What is needed >> Extract all records. Keep each one exact.
<<<<
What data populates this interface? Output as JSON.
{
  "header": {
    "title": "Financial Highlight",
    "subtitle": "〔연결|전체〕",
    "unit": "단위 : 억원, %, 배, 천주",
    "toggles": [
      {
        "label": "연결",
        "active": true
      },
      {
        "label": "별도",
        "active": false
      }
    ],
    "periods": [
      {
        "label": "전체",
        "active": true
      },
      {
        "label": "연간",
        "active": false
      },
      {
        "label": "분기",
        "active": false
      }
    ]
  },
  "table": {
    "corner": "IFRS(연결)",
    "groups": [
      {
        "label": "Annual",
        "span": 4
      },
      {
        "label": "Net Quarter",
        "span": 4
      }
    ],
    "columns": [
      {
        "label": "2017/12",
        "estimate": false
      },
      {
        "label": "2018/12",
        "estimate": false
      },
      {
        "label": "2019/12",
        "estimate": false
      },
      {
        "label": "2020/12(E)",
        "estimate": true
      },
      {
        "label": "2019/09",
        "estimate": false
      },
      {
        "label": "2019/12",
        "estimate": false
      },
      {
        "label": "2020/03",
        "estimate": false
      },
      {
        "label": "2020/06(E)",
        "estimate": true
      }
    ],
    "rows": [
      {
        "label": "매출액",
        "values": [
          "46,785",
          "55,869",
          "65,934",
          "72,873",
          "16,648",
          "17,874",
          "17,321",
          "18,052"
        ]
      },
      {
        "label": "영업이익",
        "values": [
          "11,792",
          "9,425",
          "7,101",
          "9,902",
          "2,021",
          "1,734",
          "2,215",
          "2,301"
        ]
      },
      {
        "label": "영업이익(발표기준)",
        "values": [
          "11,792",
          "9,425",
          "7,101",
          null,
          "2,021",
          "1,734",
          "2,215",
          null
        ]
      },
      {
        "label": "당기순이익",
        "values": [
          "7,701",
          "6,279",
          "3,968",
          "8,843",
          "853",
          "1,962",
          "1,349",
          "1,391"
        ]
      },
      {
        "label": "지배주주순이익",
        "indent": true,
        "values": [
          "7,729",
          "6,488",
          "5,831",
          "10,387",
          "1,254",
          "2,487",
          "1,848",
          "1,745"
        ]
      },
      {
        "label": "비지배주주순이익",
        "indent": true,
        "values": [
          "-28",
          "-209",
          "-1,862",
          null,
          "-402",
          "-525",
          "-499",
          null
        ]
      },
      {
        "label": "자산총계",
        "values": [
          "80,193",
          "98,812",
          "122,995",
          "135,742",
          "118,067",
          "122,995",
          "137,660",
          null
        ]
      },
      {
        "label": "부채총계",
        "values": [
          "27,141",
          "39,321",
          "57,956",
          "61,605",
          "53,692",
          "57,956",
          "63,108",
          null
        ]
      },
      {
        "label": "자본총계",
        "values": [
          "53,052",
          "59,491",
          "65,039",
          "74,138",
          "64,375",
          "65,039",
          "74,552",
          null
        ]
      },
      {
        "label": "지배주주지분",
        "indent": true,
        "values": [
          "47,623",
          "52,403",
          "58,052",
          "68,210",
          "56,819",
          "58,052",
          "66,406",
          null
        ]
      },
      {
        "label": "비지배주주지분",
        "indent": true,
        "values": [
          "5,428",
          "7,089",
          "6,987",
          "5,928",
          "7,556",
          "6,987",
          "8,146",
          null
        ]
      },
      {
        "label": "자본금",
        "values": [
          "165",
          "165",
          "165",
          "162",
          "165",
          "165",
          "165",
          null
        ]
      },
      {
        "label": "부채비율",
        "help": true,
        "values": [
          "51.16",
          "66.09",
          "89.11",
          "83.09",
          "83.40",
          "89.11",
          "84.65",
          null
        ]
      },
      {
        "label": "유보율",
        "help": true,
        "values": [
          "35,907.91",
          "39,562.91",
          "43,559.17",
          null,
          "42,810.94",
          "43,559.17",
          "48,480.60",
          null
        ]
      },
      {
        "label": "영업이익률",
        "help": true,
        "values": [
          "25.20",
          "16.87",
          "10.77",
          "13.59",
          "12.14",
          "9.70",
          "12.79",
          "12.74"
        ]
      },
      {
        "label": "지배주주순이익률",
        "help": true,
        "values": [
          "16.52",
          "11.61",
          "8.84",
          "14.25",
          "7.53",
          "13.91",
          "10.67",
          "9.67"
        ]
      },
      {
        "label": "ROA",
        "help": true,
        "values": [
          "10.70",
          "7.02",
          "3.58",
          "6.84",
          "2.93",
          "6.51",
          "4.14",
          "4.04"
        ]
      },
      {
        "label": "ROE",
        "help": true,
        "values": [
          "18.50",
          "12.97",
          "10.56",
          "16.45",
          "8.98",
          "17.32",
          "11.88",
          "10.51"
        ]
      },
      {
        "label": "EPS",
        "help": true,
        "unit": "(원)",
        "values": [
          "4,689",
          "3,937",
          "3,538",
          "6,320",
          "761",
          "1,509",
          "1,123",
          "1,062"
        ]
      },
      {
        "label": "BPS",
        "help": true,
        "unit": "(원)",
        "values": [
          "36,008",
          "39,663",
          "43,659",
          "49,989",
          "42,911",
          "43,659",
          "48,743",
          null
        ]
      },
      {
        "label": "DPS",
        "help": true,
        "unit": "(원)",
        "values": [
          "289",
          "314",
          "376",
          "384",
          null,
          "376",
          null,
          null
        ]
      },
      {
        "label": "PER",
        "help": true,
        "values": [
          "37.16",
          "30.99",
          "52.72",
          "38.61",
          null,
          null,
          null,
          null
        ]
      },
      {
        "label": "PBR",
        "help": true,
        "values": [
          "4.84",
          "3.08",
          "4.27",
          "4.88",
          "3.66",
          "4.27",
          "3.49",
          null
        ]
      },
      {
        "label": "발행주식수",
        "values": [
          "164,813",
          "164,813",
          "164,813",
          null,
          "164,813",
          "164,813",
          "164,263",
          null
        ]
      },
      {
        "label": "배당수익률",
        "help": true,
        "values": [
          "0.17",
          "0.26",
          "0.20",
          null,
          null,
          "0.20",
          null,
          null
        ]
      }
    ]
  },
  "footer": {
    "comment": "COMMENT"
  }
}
>>>>
Written solution >>
What data populates this interface? Output as JSON.
{
  "header": {
    "title": "Financial Highlight",
    "subtitle": "〔연결|전체〕",
    "unit": "단위 : 억원, %, 배, 천주",
    "toggles": [
      {
        "label": "연결",
        "active": true
      },
      {
        "label": "별도",
        "active": false
      }
    ],
    "periods": [
      {
        "label": "전체",
        "active": true
      },
      {
        "label": "연간",
        "active": false
      },
      {
        "label": "분기",
        "active": false
      }
    ]
  },
  "table": {
    "corner": "IFRS(연결)",
    "groups": [
      {
        "label": "Annual",
        "span": 4
      },
      {
        "label": "Net Quarter",
        "span": 4
      }
    ],
    "columns": [
      {
        "label": "2017/12",
        "estimate": false
      },
      {
        "label": "2018/12",
        "estimate": false
      },
      {
        "label": "2019/12",
        "estimate": false
      },
      {
        "label": "2020/12(E)",
        "estimate": true
      },
      {
        "label": "2019/09",
        "estimate": false
      },
      {
        "label": "2019/12",
        "estimate": false
      },
      {
        "label": "2020/03",
        "estimate": false
      },
      {
        "label": "2020/06(E)",
        "estimate": true
      }
    ],
    "rows": [
      {
        "label": "매출액",
        "values": [
          "46,785",
          "55,869",
          "65,934",
          "72,873",
          "16,648",
          "17,874",
          "17,321",
          "18,052"
        ]
      },
      {
        "label": "영업이익",
        "values": [
          "11,792",
          "9,425",
          "7,101",
          "9,902",
          "2,021",
          "1,734",
          "2,215",
          "2,301"
        ]
      },
      {
        "label": "영업이익(발표기준)",
        "values": [
          "11,792",
          "9,425",
          "7,101",
          null,
          "2,021",
          "1,734",
          "2,215",
          null
        ]
      },
      {
        "label": "당기순이익",
        "values": [
          "7,701",
          "6,279",
          "3,968",
          "8,843",
          "853",
          "1,962",
          "1,349",
          "1,391"
        ]
      },
      {
        "label": "지배주주순이익",
        "indent": true,
        "values": [
          "7,729",
          "6,488",
          "5,831",
          "10,387",
          "1,254",
          "2,487",
          "1,848",
          "1,745"
        ]
      },
      {
        "label": "비지배주주순이익",
        "indent": true,
        "values": [
          "-28",
          "-209",
          "-1,862",
          null,
          "-402",
          "-525",
          "-499",
          null
        ]
      },
      {
        "label": "자산총계",
        "values": [
          "80,193",
          "98,812",
          "122,995",
          "135,742",
          "118,067",
          "122,995",
          "137,660",
          null
        ]
      },
      {
        "label": "부채총계",
        "values": [
          "27,141",
          "39,321",
          "57,956",
          "61,605",
          "53,692",
          "57,956",
          "63,108",
          null
        ]
      },
      {
        "label": "자본총계",
        "values": [
          "53,052",
          "59,491",
          "65,039",
          "74,138",
          "64,375",
          "65,039",
          "74,552",
          null
        ]
      },
      {
        "label": "지배주주지분",
        "indent": true,
        "values": [
          "47,623",
          "52,403",
          "58,052",
          "68,210",
          "56,819",
          "58,052",
          "66,406",
          null
        ]
      },
      {
        "label": "비지배주주지분",
        "indent": true,
        "values": [
          "5,428",
          "7,089",
          "6,987",
          "5,928",
          "7,556",
          "6,987",
          "8,146",
          null
        ]
      },
      {
        "label": "자본금",
        "values": [
          "165",
          "165",
          "165",
          "162",
          "165",
          "165",
          "165",
          null
        ]
      },
      {
        "label": "부채비율",
        "help": true,
        "values": [
          "51.16",
          "66.09",
          "89.11",
          "83.09",
          "83.40",
          "89.11",
          "84.65",
          null
        ]
      },
      {
        "label": "유보율",
        "help": true,
        "values": [
          "35,907.91",
          "39,562.91",
          "43,559.17",
          null,
          "42,810.94",
          "43,559.17",
          "48,480.60",
          null
        ]
      },
      {
        "label": "영업이익률",
        "help": true,
        "values": [
          "25.20",
          "16.87",
          "10.77",
          "13.59",
          "12.14",
          "9.70",
          "12.79",
          "12.74"
        ]
      },
      {
        "label": "지배주주순이익률",
        "help": true,
        "values": [
          "16.52",
          "11.61",
          "8.84",
          "14.25",
          "7.53",
          "13.91",
          "10.67",
          "9.67"
        ]
      },
      {
        "label": "ROA",
        "help": true,
        "values": [
          "10.70",
          "7.02",
          "3.58",
          "6.84",
          "2.93",
          "6.51",
          "4.14",
          "4.04"
        ]
      },
      {
        "label": "ROE",
        "help": true,
        "values": [
          "18.50",
          "12.97",
          "10.56",
          "16.45",
          "8.98",
          "17.32",
          "11.88",
          "10.51"
        ]
      },
      {
        "label": "EPS",
        "help": true,
        "unit": "(원)",
        "values": [
          "4,689",
          "3,937",
          "3,538",
          "6,320",
          "761",
          "1,509",
          "1,123",
          "1,062"
        ]
      },
      {
        "label": "BPS",
        "help": true,
        "unit": "(원)",
        "values": [
          "36,008",
          "39,663",
          "43,659",
          "49,989",
          "42,911",
          "43,659",
          "48,743",
          null
        ]
      },
      {
        "label": "DPS",
        "help": true,
        "unit": "(원)",
        "values": [
          "289",
          "314",
          "376",
          "384",
          null,
          "376",
          null,
          null
        ]
      },
      {
        "label": "PER",
        "help": true,
        "values": [
          "37.16",
          "30.99",
          "52.72",
          "38.61",
          null,
          null,
          null,
          null
        ]
      },
      {
        "label": "PBR",
        "help": true,
        "values": [
          "4.84",
          "3.08",
          "4.27",
          "4.88",
          "3.66",
          "4.27",
          "3.49",
          null
        ]
      },
      {
        "label": "발행주식수",
        "values": [
          "164,813",
          "164,813",
          "164,813",
          null,
          "164,813",
          "164,813",
          "164,263",
          null
        ]
      },
      {
        "label": "배당수익률",
        "help": true,
        "values": [
          "0.17",
          "0.26",
          "0.20",
          null,
          null,
          "0.20",
          null,
          null
        ]
      }
    ]
  },
  "footer": {
    "comment": "COMMENT"
  }
}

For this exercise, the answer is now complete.